%%

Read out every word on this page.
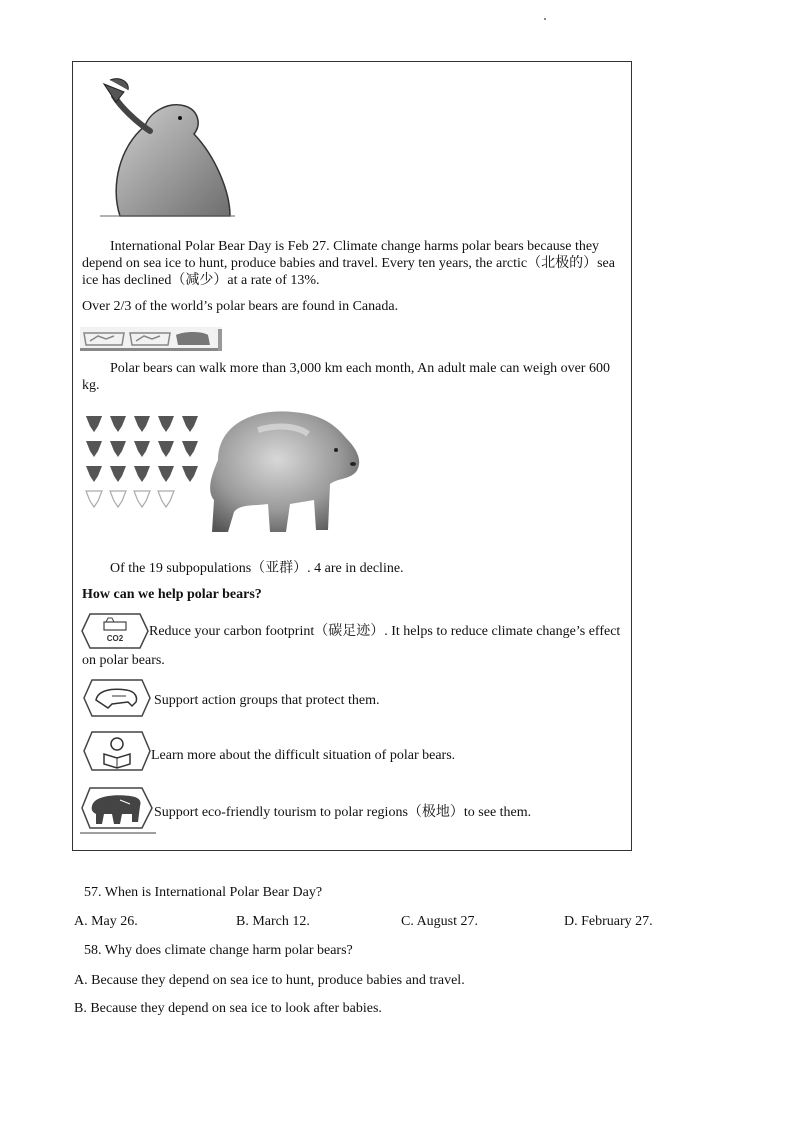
International Polar Bear Day is Feb 27. Climate change harms polar bears because they depend on sea ice to hunt, produce babies and travel. Every ten years, the arctic（北极的）sea ice has declined（减少）at a rate of 13%.
Over 2/3 of the world’s polar bears are found in Canada.
Polar bears can walk more than 3,000 km each month, An adult male can weigh over 600 kg.
Of the 19 subpopulations（亚群）. 4 are in decline.
How can we help polar bears?
CO2 Reduce your carbon footprint（碳足迹）. It helps to reduce climate change’s effect
on polar bears.
Support action groups that protect them.
Learn more about the difficult situation of polar bears.
Support eco-friendly tourism to polar regions（极地）to see them.
57. When is International Polar Bear Day?
A. May 26.	B. March 12.	C. August 27.	D. February 27.
58. Why does climate change harm polar bears?
A. Because they depend on sea ice to hunt, produce babies and travel.
B. Because they depend on sea ice to look after babies.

%%

Write out every record above exactly as it stands, but leave out the pictures.

[Solved problem]
Read out every word on this page.
International Polar Bear Day is Feb 27. Climate change harms polar bears because they depend on sea ice to hunt, produce babies and travel. Every ten years, the arctic（北极的）sea ice has declined（减少）at a rate of 13%.
Over 2/3 of the world’s polar bears are found in Canada.
Polar bears can walk more than 3,000 km each month, An adult male can weigh over 600 kg.
Of the 19 subpopulations（亚群）. 4 are in decline.
How can we help polar bears?
CO2 Reduce your carbon footprint（碳足迹）. It helps to reduce climate change’s effect
on polar bears.
Support action groups that protect them.
Learn more about the difficult situation of polar bears.
Support eco-friendly tourism to polar regions（极地）to see them.
57. When is International Polar Bear Day?
A. May 26.	B. March 12.	C. August 27.	D. February 27.
58. Why does climate change harm polar bears?
A. Because they depend on sea ice to hunt, produce babies and travel.
B. Because they depend on sea ice to look after babies.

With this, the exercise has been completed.